▶ _SET PROBLEM_: Extract each line of the data below exactly as written.

▶ _RECORDED DATA_:
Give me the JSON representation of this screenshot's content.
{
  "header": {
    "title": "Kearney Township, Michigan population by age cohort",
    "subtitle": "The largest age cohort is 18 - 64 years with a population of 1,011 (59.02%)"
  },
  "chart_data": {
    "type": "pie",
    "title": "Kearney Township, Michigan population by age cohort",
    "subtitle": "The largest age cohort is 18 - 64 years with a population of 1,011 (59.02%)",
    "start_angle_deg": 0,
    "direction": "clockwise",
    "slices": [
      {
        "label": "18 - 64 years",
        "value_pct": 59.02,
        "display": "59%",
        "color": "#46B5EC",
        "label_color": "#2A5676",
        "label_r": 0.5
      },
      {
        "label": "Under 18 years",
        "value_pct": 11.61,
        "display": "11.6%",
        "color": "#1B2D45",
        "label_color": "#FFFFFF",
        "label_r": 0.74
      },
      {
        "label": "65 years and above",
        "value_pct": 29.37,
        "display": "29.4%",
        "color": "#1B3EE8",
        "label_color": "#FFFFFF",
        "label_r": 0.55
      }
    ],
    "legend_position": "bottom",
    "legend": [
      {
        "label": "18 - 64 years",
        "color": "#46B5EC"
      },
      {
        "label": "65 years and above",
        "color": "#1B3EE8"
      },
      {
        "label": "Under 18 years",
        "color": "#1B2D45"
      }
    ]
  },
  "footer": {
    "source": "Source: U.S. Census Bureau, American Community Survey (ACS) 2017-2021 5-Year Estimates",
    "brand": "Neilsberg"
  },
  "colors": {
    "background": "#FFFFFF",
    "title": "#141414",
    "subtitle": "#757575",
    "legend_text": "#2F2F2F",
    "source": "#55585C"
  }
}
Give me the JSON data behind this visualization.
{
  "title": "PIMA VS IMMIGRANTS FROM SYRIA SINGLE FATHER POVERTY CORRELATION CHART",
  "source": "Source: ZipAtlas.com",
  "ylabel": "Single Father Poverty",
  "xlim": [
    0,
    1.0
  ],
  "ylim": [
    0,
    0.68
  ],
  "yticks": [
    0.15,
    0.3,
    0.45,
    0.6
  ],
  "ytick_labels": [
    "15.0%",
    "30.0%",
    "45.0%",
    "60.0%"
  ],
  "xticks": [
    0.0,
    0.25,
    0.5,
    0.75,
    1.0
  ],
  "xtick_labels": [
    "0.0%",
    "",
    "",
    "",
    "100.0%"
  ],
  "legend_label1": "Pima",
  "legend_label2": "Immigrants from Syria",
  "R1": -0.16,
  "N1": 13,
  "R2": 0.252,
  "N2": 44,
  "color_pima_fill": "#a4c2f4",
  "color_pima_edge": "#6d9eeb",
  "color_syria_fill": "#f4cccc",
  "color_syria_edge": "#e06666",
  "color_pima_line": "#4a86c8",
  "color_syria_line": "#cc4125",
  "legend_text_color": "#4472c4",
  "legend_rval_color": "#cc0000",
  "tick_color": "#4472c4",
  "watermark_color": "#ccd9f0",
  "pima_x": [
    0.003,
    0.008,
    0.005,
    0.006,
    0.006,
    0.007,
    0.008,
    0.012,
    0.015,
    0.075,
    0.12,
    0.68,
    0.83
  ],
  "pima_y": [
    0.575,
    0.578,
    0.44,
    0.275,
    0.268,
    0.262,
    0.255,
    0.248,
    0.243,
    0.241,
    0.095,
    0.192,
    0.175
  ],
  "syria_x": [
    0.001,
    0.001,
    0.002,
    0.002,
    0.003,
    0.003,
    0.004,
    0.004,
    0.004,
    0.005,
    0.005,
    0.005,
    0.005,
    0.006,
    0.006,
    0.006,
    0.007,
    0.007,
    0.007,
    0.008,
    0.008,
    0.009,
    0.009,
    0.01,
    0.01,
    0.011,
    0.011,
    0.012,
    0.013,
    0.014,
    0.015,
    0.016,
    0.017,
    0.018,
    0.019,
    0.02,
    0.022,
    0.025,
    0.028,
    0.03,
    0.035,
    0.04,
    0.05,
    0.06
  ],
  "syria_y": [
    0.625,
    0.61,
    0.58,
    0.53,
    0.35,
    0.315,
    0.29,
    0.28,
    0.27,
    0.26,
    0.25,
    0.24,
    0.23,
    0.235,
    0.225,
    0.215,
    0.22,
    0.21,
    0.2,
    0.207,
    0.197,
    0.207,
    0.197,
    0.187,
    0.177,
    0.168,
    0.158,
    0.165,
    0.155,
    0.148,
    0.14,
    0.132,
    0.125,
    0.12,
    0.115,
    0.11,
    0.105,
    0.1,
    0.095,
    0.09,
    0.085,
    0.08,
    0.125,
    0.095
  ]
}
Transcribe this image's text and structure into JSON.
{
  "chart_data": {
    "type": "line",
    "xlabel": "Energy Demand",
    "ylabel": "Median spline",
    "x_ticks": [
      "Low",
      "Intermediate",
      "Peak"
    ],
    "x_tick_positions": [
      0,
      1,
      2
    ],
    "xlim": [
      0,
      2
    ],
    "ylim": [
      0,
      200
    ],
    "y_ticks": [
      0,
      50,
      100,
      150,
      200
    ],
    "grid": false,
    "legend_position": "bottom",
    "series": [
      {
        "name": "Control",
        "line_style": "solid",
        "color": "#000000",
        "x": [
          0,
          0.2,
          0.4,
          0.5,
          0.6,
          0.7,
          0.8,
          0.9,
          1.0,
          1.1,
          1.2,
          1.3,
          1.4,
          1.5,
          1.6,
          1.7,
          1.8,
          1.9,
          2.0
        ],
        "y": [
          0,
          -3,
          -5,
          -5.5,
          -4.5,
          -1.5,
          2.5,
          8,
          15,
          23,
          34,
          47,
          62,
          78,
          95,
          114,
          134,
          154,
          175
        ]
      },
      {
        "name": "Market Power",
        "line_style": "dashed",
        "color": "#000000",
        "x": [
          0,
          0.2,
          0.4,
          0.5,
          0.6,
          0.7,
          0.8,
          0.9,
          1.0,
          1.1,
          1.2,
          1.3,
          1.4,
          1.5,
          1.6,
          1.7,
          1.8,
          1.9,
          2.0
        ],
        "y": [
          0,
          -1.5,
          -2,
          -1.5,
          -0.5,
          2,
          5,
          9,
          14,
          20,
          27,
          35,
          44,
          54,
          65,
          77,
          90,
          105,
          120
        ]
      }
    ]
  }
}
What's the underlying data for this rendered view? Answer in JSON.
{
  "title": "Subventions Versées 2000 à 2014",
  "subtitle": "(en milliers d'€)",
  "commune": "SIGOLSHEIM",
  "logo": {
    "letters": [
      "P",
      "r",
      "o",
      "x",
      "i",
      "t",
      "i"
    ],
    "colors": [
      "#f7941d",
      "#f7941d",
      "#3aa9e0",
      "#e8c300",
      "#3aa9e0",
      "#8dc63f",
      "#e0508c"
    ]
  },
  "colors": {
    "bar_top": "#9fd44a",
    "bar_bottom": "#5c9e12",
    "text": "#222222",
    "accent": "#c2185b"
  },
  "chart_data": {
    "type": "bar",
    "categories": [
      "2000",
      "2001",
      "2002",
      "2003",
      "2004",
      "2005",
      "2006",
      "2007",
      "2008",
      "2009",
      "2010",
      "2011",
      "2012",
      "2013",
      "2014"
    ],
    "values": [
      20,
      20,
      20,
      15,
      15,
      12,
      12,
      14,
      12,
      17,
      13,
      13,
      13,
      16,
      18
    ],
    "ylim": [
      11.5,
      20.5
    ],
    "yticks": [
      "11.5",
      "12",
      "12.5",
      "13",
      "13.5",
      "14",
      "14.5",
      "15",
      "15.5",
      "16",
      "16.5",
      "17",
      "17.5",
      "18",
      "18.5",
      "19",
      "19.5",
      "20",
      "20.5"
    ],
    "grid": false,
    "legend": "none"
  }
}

▶ _RESULT OF THE EXERCISE_:
Give me the JSON representation of this screenshot's content.
{
  "header": {
    "title": "Kearney Township, Michigan population by age cohort",
    "subtitle": "The largest age cohort is 18 - 64 years with a population of 1,011 (59.02%)"
  },
  "chart_data": {
    "type": "pie",
    "title": "Kearney Township, Michigan population by age cohort",
    "subtitle": "The largest age cohort is 18 - 64 years with a population of 1,011 (59.02%)",
    "start_angle_deg": 0,
    "direction": "clockwise",
    "slices": [
      {
        "label": "18 - 64 years",
        "value_pct": 59.02,
        "display": "59%",
        "color": "#46B5EC",
        "label_color": "#2A5676",
        "label_r": 0.5
      },
      {
        "label": "Under 18 years",
        "value_pct": 11.61,
        "display": "11.6%",
        "color": "#1B2D45",
        "label_color": "#FFFFFF",
        "label_r": 0.74
      },
      {
        "label": "65 years and above",
        "value_pct": 29.37,
        "display": "29.4%",
        "color": "#1B3EE8",
        "label_color": "#FFFFFF",
        "label_r": 0.55
      }
    ],
    "legend_position": "bottom",
    "legend": [
      {
        "label": "18 - 64 years",
        "color": "#46B5EC"
      },
      {
        "label": "65 years and above",
        "color": "#1B3EE8"
      },
      {
        "label": "Under 18 years",
        "color": "#1B2D45"
      }
    ]
  },
  "footer": {
    "source": "Source: U.S. Census Bureau, American Community Survey (ACS) 2017-2021 5-Year Estimates",
    "brand": "Neilsberg"
  },
  "colors": {
    "background": "#FFFFFF",
    "title": "#141414",
    "subtitle": "#757575",
    "legend_text": "#2F2F2F",
    "source": "#55585C"
  }
}
Give me the JSON data behind this visualization.
{
  "title": "PIMA VS IMMIGRANTS FROM SYRIA SINGLE FATHER POVERTY CORRELATION CHART",
  "source": "Source: ZipAtlas.com",
  "ylabel": "Single Father Poverty",
  "xlim": [
    0,
    1.0
  ],
  "ylim": [
    0,
    0.68
  ],
  "yticks": [
    0.15,
    0.3,
    0.45,
    0.6
  ],
  "ytick_labels": [
    "15.0%",
    "30.0%",
    "45.0%",
    "60.0%"
  ],
  "xticks": [
    0.0,
    0.25,
    0.5,
    0.75,
    1.0
  ],
  "xtick_labels": [
    "0.0%",
    "",
    "",
    "",
    "100.0%"
  ],
  "legend_label1": "Pima",
  "legend_label2": "Immigrants from Syria",
  "R1": -0.16,
  "N1": 13,
  "R2": 0.252,
  "N2": 44,
  "color_pima_fill": "#a4c2f4",
  "color_pima_edge": "#6d9eeb",
  "color_syria_fill": "#f4cccc",
  "color_syria_edge": "#e06666",
  "color_pima_line": "#4a86c8",
  "color_syria_line": "#cc4125",
  "legend_text_color": "#4472c4",
  "legend_rval_color": "#cc0000",
  "tick_color": "#4472c4",
  "watermark_color": "#ccd9f0",
  "pima_x": [
    0.003,
    0.008,
    0.005,
    0.006,
    0.006,
    0.007,
    0.008,
    0.012,
    0.015,
    0.075,
    0.12,
    0.68,
    0.83
  ],
  "pima_y": [
    0.575,
    0.578,
    0.44,
    0.275,
    0.268,
    0.262,
    0.255,
    0.248,
    0.243,
    0.241,
    0.095,
    0.192,
    0.175
  ],
  "syria_x": [
    0.001,
    0.001,
    0.002,
    0.002,
    0.003,
    0.003,
    0.004,
    0.004,
    0.004,
    0.005,
    0.005,
    0.005,
    0.005,
    0.006,
    0.006,
    0.006,
    0.007,
    0.007,
    0.007,
    0.008,
    0.008,
    0.009,
    0.009,
    0.01,
    0.01,
    0.011,
    0.011,
    0.012,
    0.013,
    0.014,
    0.015,
    0.016,
    0.017,
    0.018,
    0.019,
    0.02,
    0.022,
    0.025,
    0.028,
    0.03,
    0.035,
    0.04,
    0.05,
    0.06
  ],
  "syria_y": [
    0.625,
    0.61,
    0.58,
    0.53,
    0.35,
    0.315,
    0.29,
    0.28,
    0.27,
    0.26,
    0.25,
    0.24,
    0.23,
    0.235,
    0.225,
    0.215,
    0.22,
    0.21,
    0.2,
    0.207,
    0.197,
    0.207,
    0.197,
    0.187,
    0.177,
    0.168,
    0.158,
    0.165,
    0.155,
    0.148,
    0.14,
    0.132,
    0.125,
    0.12,
    0.115,
    0.11,
    0.105,
    0.1,
    0.095,
    0.09,
    0.085,
    0.08,
    0.125,
    0.095
  ]
}
Transcribe this image's text and structure into JSON.
{
  "chart_data": {
    "type": "line",
    "xlabel": "Energy Demand",
    "ylabel": "Median spline",
    "x_ticks": [
      "Low",
      "Intermediate",
      "Peak"
    ],
    "x_tick_positions": [
      0,
      1,
      2
    ],
    "xlim": [
      0,
      2
    ],
    "ylim": [
      0,
      200
    ],
    "y_ticks": [
      0,
      50,
      100,
      150,
      200
    ],
    "grid": false,
    "legend_position": "bottom",
    "series": [
      {
        "name": "Control",
        "line_style": "solid",
        "color": "#000000",
        "x": [
          0,
          0.2,
          0.4,
          0.5,
          0.6,
          0.7,
          0.8,
          0.9,
          1.0,
          1.1,
          1.2,
          1.3,
          1.4,
          1.5,
          1.6,
          1.7,
          1.8,
          1.9,
          2.0
        ],
        "y": [
          0,
          -3,
          -5,
          -5.5,
          -4.5,
          -1.5,
          2.5,
          8,
          15,
          23,
          34,
          47,
          62,
          78,
          95,
          114,
          134,
          154,
          175
        ]
      },
      {
        "name": "Market Power",
        "line_style": "dashed",
        "color": "#000000",
        "x": [
          0,
          0.2,
          0.4,
          0.5,
          0.6,
          0.7,
          0.8,
          0.9,
          1.0,
          1.1,
          1.2,
          1.3,
          1.4,
          1.5,
          1.6,
          1.7,
          1.8,
          1.9,
          2.0
        ],
        "y": [
          0,
          -1.5,
          -2,
          -1.5,
          -0.5,
          2,
          5,
          9,
          14,
          20,
          27,
          35,
          44,
          54,
          65,
          77,
          90,
          105,
          120
        ]
      }
    ]
  }
}
What's the underlying data for this rendered view? Answer in JSON.
{
  "title": "Subventions Versées 2000 à 2014",
  "subtitle": "(en milliers d'€)",
  "commune": "SIGOLSHEIM",
  "logo": {
    "letters": [
      "P",
      "r",
      "o",
      "x",
      "i",
      "t",
      "i"
    ],
    "colors": [
      "#f7941d",
      "#f7941d",
      "#3aa9e0",
      "#e8c300",
      "#3aa9e0",
      "#8dc63f",
      "#e0508c"
    ]
  },
  "colors": {
    "bar_top": "#9fd44a",
    "bar_bottom": "#5c9e12",
    "text": "#222222",
    "accent": "#c2185b"
  },
  "chart_data": {
    "type": "bar",
    "categories": [
      "2000",
      "2001",
      "2002",
      "2003",
      "2004",
      "2005",
      "2006",
      "2007",
      "2008",
      "2009",
      "2010",
      "2011",
      "2012",
      "2013",
      "2014"
    ],
    "values": [
      20,
      20,
      20,
      15,
      15,
      12,
      12,
      14,
      12,
      17,
      13,
      13,
      13,
      16,
      18
    ],
    "ylim": [
      11.5,
      20.5
    ],
    "yticks": [
      "11.5",
      "12",
      "12.5",
      "13",
      "13.5",
      "14",
      "14.5",
      "15",
      "15.5",
      "16",
      "16.5",
      "17",
      "17.5",
      "18",
      "18.5",
      "19",
      "19.5",
      "20",
      "20.5"
    ],
    "grid": false,
    "legend": "none"
  }
}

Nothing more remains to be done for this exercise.